> _Exercise task_
Restate every line of the material, word for word.

> _The input_
■ ■ ■ ■ ■

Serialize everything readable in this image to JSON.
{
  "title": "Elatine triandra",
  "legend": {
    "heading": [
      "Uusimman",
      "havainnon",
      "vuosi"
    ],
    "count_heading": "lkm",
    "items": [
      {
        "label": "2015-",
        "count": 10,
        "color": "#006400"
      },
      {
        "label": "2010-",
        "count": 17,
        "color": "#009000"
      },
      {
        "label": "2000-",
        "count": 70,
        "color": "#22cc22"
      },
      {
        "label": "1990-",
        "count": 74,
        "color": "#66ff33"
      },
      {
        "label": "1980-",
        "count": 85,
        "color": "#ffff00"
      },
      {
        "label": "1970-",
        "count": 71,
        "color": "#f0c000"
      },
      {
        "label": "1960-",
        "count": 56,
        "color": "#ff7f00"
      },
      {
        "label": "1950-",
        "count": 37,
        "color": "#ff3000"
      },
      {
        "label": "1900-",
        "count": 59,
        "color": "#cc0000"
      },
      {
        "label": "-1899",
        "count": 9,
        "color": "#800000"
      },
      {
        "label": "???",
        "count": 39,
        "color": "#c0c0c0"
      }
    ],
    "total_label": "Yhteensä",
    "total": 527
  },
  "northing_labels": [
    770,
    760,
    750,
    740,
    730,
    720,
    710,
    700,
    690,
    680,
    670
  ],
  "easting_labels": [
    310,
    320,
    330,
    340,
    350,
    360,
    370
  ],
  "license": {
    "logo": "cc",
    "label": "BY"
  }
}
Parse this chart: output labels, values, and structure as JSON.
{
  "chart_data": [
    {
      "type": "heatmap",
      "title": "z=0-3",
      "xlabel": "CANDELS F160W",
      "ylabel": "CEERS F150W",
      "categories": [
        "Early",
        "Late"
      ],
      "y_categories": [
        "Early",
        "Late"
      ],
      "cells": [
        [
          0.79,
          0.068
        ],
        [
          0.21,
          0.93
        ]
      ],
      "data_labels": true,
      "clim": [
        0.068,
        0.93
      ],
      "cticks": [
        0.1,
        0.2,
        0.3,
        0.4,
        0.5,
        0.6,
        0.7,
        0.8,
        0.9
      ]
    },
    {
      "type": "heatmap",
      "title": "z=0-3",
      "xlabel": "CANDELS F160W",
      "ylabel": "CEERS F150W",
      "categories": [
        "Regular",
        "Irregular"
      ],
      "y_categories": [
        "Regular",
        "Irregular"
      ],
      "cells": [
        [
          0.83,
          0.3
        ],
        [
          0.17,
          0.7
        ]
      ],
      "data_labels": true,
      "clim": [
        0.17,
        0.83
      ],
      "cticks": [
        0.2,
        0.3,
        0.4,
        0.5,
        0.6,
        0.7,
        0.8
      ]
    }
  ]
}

■ ■ ■ ■ ■

> _Exercise solution_
Serialize everything readable in this image to JSON.
{
  "title": "Elatine triandra",
  "legend": {
    "heading": [
      "Uusimman",
      "havainnon",
      "vuosi"
    ],
    "count_heading": "lkm",
    "items": [
      {
        "label": "2015-",
        "count": 10,
        "color": "#006400"
      },
      {
        "label": "2010-",
        "count": 17,
        "color": "#009000"
      },
      {
        "label": "2000-",
        "count": 70,
        "color": "#22cc22"
      },
      {
        "label": "1990-",
        "count": 74,
        "color": "#66ff33"
      },
      {
        "label": "1980-",
        "count": 85,
        "color": "#ffff00"
      },
      {
        "label": "1970-",
        "count": 71,
        "color": "#f0c000"
      },
      {
        "label": "1960-",
        "count": 56,
        "color": "#ff7f00"
      },
      {
        "label": "1950-",
        "count": 37,
        "color": "#ff3000"
      },
      {
        "label": "1900-",
        "count": 59,
        "color": "#cc0000"
      },
      {
        "label": "-1899",
        "count": 9,
        "color": "#800000"
      },
      {
        "label": "???",
        "count": 39,
        "color": "#c0c0c0"
      }
    ],
    "total_label": "Yhteensä",
    "total": 527
  },
  "northing_labels": [
    770,
    760,
    750,
    740,
    730,
    720,
    710,
    700,
    690,
    680,
    670
  ],
  "easting_labels": [
    310,
    320,
    330,
    340,
    350,
    360,
    370
  ],
  "license": {
    "logo": "cc",
    "label": "BY"
  }
}
Parse this chart: output labels, values, and structure as JSON.
{
  "chart_data": [
    {
      "type": "heatmap",
      "title": "z=0-3",
      "xlabel": "CANDELS F160W",
      "ylabel": "CEERS F150W",
      "categories": [
        "Early",
        "Late"
      ],
      "y_categories": [
        "Early",
        "Late"
      ],
      "cells": [
        [
          0.79,
          0.068
        ],
        [
          0.21,
          0.93
        ]
      ],
      "data_labels": true,
      "clim": [
        0.068,
        0.93
      ],
      "cticks": [
        0.1,
        0.2,
        0.3,
        0.4,
        0.5,
        0.6,
        0.7,
        0.8,
        0.9
      ]
    },
    {
      "type": "heatmap",
      "title": "z=0-3",
      "xlabel": "CANDELS F160W",
      "ylabel": "CEERS F150W",
      "categories": [
        "Regular",
        "Irregular"
      ],
      "y_categories": [
        "Regular",
        "Irregular"
      ],
      "cells": [
        [
          0.83,
          0.3
        ],
        [
          0.17,
          0.7
        ]
      ],
      "data_labels": true,
      "clim": [
        0.17,
        0.83
      ],
      "cticks": [
        0.2,
        0.3,
        0.4,
        0.5,
        0.6,
        0.7,
        0.8
      ]
    }
  ]
}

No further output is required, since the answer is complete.